MATERIAL FOR THE TASK:
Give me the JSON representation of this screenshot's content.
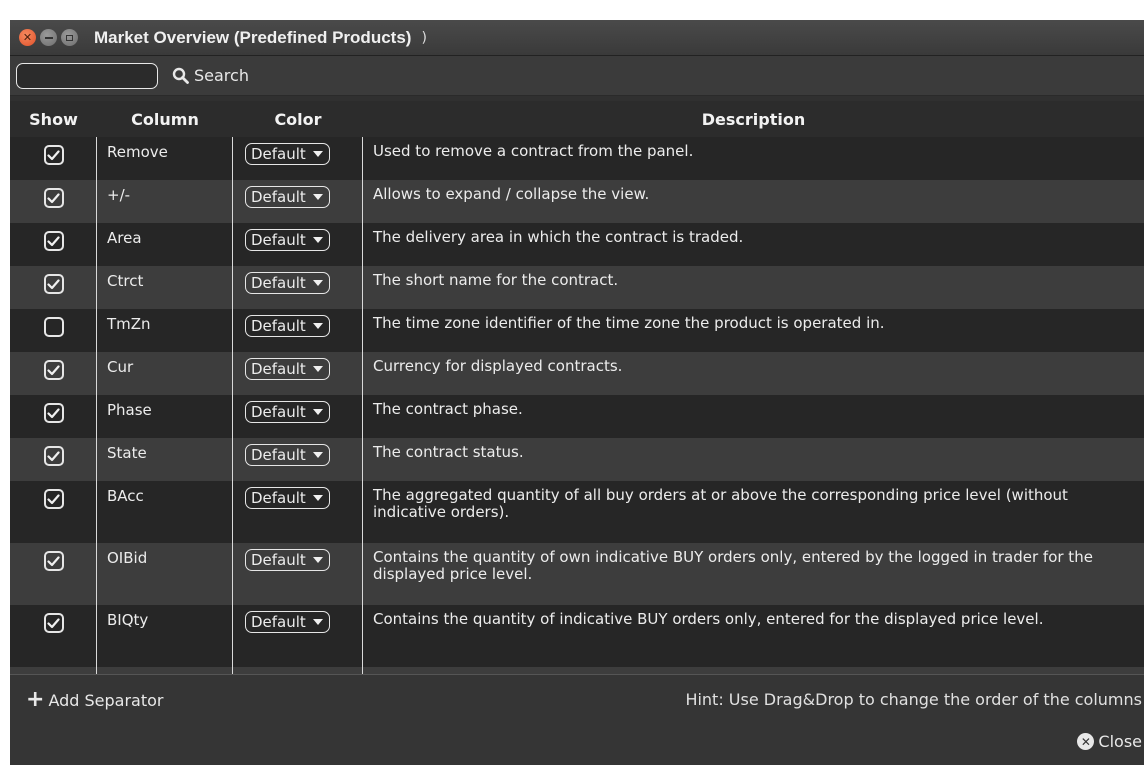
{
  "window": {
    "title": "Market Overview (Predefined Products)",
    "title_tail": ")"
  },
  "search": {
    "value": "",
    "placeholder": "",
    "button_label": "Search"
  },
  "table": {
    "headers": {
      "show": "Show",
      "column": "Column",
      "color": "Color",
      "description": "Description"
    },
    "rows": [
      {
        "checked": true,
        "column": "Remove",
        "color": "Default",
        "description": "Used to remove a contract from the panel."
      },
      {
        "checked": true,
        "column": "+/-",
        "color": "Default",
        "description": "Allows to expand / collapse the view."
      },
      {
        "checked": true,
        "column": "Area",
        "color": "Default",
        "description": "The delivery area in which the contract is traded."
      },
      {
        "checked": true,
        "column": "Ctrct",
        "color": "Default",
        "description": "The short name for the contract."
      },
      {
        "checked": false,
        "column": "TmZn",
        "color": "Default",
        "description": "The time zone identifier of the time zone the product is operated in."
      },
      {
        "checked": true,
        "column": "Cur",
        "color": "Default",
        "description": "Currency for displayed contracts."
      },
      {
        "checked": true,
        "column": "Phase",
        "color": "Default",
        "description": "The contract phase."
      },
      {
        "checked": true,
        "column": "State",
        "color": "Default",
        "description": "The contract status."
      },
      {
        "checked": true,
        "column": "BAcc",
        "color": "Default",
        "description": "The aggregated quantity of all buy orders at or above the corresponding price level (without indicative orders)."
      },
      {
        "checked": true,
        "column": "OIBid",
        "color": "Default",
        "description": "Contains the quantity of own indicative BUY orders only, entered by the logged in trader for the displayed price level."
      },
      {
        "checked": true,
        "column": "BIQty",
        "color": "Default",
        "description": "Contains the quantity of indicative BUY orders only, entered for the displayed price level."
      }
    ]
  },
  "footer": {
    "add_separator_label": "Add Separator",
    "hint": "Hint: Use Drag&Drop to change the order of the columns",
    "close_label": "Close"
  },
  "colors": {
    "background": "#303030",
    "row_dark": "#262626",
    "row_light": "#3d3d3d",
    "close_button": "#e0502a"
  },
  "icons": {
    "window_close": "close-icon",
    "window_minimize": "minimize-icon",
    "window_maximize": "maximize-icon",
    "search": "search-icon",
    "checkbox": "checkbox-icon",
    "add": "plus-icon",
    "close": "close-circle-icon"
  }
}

STATED PROBLEM: Using the material above, copy every line in which the string "only" occurs.

TASK OUTPUT:
        "description": "Contains the quantity of own indicative BUY orders only, entered by the logged in trader for the displayed price level."
        "description": "Contains the quantity of indicative BUY orders only, entered for the displayed price level."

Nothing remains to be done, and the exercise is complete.